Render every entry verbatim.
##### SUPPLIED RECORDS #####
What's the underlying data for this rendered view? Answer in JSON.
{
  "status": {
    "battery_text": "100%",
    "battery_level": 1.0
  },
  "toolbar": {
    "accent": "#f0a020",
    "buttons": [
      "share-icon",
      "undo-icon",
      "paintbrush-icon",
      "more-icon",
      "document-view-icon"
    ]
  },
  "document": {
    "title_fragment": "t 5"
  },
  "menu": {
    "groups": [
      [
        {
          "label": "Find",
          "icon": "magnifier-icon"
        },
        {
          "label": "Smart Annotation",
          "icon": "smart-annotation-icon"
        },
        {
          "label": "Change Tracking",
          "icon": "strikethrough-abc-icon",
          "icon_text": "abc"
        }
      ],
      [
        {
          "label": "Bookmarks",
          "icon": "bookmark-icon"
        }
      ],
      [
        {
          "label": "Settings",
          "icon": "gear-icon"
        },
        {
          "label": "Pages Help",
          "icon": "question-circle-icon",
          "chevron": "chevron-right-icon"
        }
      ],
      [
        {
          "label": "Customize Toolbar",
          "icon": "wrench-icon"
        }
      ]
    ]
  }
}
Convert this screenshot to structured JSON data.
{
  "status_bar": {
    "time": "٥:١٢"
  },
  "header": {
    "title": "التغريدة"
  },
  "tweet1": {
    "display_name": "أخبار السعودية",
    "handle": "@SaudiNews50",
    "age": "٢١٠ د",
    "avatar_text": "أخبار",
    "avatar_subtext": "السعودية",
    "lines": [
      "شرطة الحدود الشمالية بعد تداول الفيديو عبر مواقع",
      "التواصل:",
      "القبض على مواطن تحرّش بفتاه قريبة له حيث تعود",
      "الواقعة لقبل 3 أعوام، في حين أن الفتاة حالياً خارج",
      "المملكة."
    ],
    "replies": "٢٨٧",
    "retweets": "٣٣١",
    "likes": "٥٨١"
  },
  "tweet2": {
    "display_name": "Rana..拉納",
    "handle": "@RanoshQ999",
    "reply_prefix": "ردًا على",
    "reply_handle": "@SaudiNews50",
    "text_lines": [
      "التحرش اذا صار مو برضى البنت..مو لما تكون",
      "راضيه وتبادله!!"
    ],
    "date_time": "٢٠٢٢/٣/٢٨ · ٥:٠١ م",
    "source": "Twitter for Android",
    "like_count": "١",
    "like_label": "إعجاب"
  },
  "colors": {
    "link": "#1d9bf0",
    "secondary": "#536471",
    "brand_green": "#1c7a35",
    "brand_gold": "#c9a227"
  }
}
#####
» REPLY
What's the underlying data for this rendered view? Answer in JSON.
{
  "status": {
    "battery_text": "100%",
    "battery_level": 1.0
  },
  "toolbar": {
    "accent": "#f0a020",
    "buttons": [
      "share-icon",
      "undo-icon",
      "paintbrush-icon",
      "more-icon",
      "document-view-icon"
    ]
  },
  "document": {
    "title_fragment": "t 5"
  },
  "menu": {
    "groups": [
      [
        {
          "label": "Find",
          "icon": "magnifier-icon"
        },
        {
          "label": "Smart Annotation",
          "icon": "smart-annotation-icon"
        },
        {
          "label": "Change Tracking",
          "icon": "strikethrough-abc-icon",
          "icon_text": "abc"
        }
      ],
      [
        {
          "label": "Bookmarks",
          "icon": "bookmark-icon"
        }
      ],
      [
        {
          "label": "Settings",
          "icon": "gear-icon"
        },
        {
          "label": "Pages Help",
          "icon": "question-circle-icon",
          "chevron": "chevron-right-icon"
        }
      ],
      [
        {
          "label": "Customize Toolbar",
          "icon": "wrench-icon"
        }
      ]
    ]
  }
}
Convert this screenshot to structured JSON data.
{
  "status_bar": {
    "time": "٥:١٢"
  },
  "header": {
    "title": "التغريدة"
  },
  "tweet1": {
    "display_name": "أخبار السعودية",
    "handle": "@SaudiNews50",
    "age": "٢١٠ د",
    "avatar_text": "أخبار",
    "avatar_subtext": "السعودية",
    "lines": [
      "شرطة الحدود الشمالية بعد تداول الفيديو عبر مواقع",
      "التواصل:",
      "القبض على مواطن تحرّش بفتاه قريبة له حيث تعود",
      "الواقعة لقبل 3 أعوام، في حين أن الفتاة حالياً خارج",
      "المملكة."
    ],
    "replies": "٢٨٧",
    "retweets": "٣٣١",
    "likes": "٥٨١"
  },
  "tweet2": {
    "display_name": "Rana..拉納",
    "handle": "@RanoshQ999",
    "reply_prefix": "ردًا على",
    "reply_handle": "@SaudiNews50",
    "text_lines": [
      "التحرش اذا صار مو برضى البنت..مو لما تكون",
      "راضيه وتبادله!!"
    ],
    "date_time": "٢٠٢٢/٣/٢٨ · ٥:٠١ م",
    "source": "Twitter for Android",
    "like_count": "١",
    "like_label": "إعجاب"
  },
  "colors": {
    "link": "#1d9bf0",
    "secondary": "#536471",
    "brand_green": "#1c7a35",
    "brand_gold": "#c9a227"
  }
}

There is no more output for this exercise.